§ SUPPLIED RECORDS
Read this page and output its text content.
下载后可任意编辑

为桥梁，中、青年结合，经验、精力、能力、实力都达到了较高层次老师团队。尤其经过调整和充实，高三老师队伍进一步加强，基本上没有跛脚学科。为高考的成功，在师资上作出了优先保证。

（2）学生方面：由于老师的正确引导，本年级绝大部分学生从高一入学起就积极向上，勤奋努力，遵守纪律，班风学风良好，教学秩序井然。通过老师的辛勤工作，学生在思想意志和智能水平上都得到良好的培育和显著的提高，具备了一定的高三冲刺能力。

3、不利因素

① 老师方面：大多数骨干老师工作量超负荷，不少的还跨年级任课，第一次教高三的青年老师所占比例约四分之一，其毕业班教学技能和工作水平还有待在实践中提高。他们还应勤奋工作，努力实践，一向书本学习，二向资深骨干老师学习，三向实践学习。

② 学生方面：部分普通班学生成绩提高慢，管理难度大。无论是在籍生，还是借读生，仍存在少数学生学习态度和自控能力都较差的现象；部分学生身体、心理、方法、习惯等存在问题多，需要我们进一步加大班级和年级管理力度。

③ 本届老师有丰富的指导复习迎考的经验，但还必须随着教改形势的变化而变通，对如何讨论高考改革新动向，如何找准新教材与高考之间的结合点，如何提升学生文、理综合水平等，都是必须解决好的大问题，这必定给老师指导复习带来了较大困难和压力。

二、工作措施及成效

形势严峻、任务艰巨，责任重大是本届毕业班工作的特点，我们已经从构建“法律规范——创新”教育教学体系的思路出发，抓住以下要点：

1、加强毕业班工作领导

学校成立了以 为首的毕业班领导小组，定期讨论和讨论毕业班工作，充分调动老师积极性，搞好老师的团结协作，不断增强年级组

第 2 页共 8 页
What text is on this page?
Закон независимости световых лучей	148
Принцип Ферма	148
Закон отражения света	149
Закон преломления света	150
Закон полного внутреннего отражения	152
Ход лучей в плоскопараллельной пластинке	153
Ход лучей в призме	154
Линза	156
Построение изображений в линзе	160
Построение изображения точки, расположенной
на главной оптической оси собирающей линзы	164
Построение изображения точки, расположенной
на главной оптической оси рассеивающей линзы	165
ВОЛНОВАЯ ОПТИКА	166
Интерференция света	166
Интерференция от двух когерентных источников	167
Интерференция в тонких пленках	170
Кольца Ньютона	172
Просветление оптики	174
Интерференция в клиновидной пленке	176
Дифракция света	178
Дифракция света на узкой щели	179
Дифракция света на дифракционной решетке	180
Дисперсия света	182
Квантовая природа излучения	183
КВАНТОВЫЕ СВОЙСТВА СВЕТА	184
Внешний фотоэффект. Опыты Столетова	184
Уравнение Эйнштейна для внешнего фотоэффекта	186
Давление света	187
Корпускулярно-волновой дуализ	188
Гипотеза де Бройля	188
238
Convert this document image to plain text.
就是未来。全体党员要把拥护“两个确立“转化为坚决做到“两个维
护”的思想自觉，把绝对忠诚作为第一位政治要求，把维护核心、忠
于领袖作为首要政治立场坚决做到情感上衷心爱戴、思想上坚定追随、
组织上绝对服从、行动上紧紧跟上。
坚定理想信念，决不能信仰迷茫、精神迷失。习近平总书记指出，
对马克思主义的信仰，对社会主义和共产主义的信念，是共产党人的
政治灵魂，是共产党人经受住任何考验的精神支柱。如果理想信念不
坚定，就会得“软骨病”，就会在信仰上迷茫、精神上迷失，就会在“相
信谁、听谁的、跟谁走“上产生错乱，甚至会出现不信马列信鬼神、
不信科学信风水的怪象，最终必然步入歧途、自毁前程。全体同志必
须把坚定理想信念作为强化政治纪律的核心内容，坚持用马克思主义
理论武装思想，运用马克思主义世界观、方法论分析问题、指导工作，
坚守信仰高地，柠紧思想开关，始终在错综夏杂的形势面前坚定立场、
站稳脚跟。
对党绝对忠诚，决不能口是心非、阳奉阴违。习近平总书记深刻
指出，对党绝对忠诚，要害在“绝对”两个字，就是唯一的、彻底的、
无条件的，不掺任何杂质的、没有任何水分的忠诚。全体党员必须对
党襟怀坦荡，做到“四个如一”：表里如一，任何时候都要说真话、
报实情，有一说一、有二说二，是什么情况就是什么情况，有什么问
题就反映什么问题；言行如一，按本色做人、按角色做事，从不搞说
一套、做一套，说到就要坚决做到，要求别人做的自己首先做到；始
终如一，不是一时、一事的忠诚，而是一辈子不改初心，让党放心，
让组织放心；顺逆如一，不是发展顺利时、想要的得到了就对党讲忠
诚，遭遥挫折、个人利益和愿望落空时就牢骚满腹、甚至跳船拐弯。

§ SET EXERCISE
Count the lines of the material that include the word "лучей", then report only the total.

§ EXERCISE SOLUTION
3